━━━ TASK INPUTS ━━━

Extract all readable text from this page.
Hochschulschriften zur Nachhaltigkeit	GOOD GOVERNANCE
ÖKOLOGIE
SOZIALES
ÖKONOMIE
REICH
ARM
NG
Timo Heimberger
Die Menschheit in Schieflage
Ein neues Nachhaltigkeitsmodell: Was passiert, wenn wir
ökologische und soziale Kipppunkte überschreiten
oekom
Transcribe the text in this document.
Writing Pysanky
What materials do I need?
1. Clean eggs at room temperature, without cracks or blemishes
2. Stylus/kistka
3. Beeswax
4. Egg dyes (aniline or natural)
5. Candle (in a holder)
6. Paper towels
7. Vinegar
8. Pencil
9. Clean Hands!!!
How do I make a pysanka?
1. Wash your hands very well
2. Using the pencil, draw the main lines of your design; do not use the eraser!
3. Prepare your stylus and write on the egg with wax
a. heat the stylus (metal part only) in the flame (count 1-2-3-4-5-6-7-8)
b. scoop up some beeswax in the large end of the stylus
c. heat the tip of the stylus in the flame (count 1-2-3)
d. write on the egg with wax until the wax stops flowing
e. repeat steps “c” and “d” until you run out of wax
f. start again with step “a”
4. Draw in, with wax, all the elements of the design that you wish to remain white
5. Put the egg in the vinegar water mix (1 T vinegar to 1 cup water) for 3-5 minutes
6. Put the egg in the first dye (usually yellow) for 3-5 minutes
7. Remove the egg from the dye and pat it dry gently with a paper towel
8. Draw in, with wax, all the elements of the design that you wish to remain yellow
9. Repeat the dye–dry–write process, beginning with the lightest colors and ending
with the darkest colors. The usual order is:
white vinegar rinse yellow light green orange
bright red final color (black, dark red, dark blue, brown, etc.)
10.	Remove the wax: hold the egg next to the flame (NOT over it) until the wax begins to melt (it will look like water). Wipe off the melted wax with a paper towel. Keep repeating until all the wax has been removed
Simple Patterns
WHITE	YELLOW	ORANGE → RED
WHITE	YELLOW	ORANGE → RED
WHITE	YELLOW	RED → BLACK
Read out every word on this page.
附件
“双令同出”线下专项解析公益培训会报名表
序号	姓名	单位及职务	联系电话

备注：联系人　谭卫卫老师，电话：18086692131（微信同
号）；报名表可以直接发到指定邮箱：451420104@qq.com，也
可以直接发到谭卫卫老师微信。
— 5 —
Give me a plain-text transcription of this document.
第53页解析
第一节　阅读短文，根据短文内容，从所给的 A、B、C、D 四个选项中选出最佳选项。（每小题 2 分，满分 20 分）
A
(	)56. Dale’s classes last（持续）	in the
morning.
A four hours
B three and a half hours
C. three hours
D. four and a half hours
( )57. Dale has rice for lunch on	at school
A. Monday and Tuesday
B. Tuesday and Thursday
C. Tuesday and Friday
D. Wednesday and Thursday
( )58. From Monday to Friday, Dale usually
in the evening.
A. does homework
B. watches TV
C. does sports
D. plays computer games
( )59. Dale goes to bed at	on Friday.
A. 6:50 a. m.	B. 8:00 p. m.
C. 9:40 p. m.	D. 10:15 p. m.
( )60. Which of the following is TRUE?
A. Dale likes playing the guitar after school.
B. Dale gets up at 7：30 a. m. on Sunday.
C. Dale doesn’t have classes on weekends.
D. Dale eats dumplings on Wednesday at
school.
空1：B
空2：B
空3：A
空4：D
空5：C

━━━

TASK → Go through the material above line by line and copy it exactly.

SOLUTION TO THIS TASK →
Extract all readable text from this page.
Hochschulschriften zur Nachhaltigkeit	GOOD GOVERNANCE
ÖKOLOGIE
SOZIALES
ÖKONOMIE
REICH
ARM
NG
Timo Heimberger
Die Menschheit in Schieflage
Ein neues Nachhaltigkeitsmodell: Was passiert, wenn wir
ökologische und soziale Kipppunkte überschreiten
oekom
Transcribe the text in this document.
Writing Pysanky
What materials do I need?
1. Clean eggs at room temperature, without cracks or blemishes
2. Stylus/kistka
3. Beeswax
4. Egg dyes (aniline or natural)
5. Candle (in a holder)
6. Paper towels
7. Vinegar
8. Pencil
9. Clean Hands!!!
How do I make a pysanka?
1. Wash your hands very well
2. Using the pencil, draw the main lines of your design; do not use the eraser!
3. Prepare your stylus and write on the egg with wax
a. heat the stylus (metal part only) in the flame (count 1-2-3-4-5-6-7-8)
b. scoop up some beeswax in the large end of the stylus
c. heat the tip of the stylus in the flame (count 1-2-3)
d. write on the egg with wax until the wax stops flowing
e. repeat steps “c” and “d” until you run out of wax
f. start again with step “a”
4. Draw in, with wax, all the elements of the design that you wish to remain white
5. Put the egg in the vinegar water mix (1 T vinegar to 1 cup water) for 3-5 minutes
6. Put the egg in the first dye (usually yellow) for 3-5 minutes
7. Remove the egg from the dye and pat it dry gently with a paper towel
8. Draw in, with wax, all the elements of the design that you wish to remain yellow
9. Repeat the dye–dry–write process, beginning with the lightest colors and ending
with the darkest colors. The usual order is:
white vinegar rinse yellow light green orange
bright red final color (black, dark red, dark blue, brown, etc.)
10.	Remove the wax: hold the egg next to the flame (NOT over it) until the wax begins to melt (it will look like water). Wipe off the melted wax with a paper towel. Keep repeating until all the wax has been removed
Simple Patterns
WHITE	YELLOW	ORANGE → RED
WHITE	YELLOW	ORANGE → RED
WHITE	YELLOW	RED → BLACK
Read out every word on this page.
附件
“双令同出”线下专项解析公益培训会报名表
序号	姓名	单位及职务	联系电话

备注：联系人　谭卫卫老师，电话：18086692131（微信同
号）；报名表可以直接发到指定邮箱：451420104@qq.com，也
可以直接发到谭卫卫老师微信。
— 5 —
Give me a plain-text transcription of this document.
第53页解析
第一节　阅读短文，根据短文内容，从所给的 A、B、C、D 四个选项中选出最佳选项。（每小题 2 分，满分 20 分）
A
(	)56. Dale’s classes last（持续）	in the
morning.
A four hours
B three and a half hours
C. three hours
D. four and a half hours
( )57. Dale has rice for lunch on	at school
A. Monday and Tuesday
B. Tuesday and Thursday
C. Tuesday and Friday
D. Wednesday and Thursday
( )58. From Monday to Friday, Dale usually
in the evening.
A. does homework
B. watches TV
C. does sports
D. plays computer games
( )59. Dale goes to bed at	on Friday.
A. 6:50 a. m.	B. 8:00 p. m.
C. 9:40 p. m.	D. 10:15 p. m.
( )60. Which of the following is TRUE?
A. Dale likes playing the guitar after school.
B. Dale gets up at 7：30 a. m. on Sunday.
C. Dale doesn’t have classes on weekends.
D. Dale eats dumplings on Wednesday at
school.
空1：B
空2：B
空3：A
空4：D
空5：C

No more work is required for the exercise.